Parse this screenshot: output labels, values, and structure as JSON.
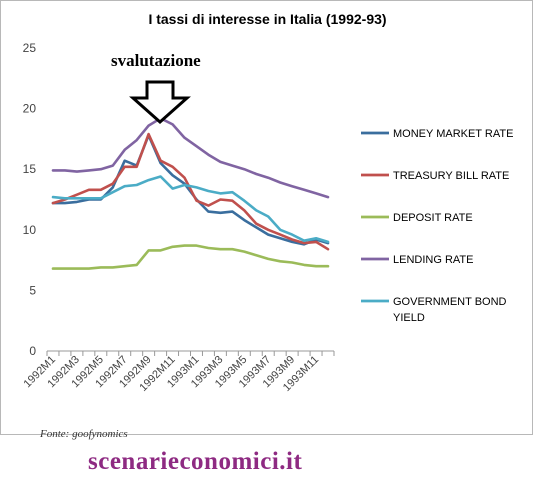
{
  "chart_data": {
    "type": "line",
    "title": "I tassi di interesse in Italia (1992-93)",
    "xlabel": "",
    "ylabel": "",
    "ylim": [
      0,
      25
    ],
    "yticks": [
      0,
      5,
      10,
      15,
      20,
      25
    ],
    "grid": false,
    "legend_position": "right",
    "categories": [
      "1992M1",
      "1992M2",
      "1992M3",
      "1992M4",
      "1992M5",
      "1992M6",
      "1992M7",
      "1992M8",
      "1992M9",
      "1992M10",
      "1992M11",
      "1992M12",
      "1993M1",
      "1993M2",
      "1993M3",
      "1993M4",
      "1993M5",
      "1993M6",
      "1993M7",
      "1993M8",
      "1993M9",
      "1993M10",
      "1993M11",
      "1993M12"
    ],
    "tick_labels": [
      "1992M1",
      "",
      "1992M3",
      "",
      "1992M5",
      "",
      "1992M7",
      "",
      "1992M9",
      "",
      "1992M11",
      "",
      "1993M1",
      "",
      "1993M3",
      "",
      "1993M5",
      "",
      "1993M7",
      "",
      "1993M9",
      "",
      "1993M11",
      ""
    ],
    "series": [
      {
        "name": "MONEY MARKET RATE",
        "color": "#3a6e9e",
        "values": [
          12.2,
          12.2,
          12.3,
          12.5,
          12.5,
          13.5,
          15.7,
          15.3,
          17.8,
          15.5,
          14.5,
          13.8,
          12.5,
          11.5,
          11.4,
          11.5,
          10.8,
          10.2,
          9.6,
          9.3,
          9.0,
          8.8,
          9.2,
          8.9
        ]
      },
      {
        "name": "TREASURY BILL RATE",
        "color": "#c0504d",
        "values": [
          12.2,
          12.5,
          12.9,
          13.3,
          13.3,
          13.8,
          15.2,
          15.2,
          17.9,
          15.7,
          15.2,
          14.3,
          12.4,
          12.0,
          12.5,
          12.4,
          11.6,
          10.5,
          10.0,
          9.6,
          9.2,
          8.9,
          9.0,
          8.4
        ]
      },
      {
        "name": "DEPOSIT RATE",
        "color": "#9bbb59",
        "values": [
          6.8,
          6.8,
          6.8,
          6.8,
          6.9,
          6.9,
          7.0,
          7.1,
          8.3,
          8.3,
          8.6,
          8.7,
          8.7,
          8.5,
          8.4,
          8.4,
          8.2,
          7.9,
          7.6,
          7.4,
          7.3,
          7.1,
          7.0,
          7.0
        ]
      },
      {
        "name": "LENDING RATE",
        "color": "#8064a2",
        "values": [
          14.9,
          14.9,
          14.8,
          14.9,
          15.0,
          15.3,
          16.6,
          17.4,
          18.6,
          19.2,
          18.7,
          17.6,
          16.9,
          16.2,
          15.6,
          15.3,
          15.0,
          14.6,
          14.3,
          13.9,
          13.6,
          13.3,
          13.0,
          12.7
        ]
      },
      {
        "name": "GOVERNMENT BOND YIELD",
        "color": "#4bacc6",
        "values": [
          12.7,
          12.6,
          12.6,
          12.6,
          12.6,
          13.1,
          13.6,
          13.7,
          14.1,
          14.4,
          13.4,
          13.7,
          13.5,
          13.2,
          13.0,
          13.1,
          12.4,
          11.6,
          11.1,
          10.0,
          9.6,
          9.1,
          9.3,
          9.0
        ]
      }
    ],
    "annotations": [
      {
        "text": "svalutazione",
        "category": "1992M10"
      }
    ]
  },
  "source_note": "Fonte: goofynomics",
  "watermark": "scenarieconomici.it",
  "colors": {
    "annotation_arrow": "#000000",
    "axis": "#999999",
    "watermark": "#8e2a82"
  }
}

--*--

### EXERCISE
Pick out and copy the lines of the material that include the word "watermark".

### RESULT OF THE EXERCISE
  "watermark": "scenarieconomici.it",
    "watermark": "#8e2a82"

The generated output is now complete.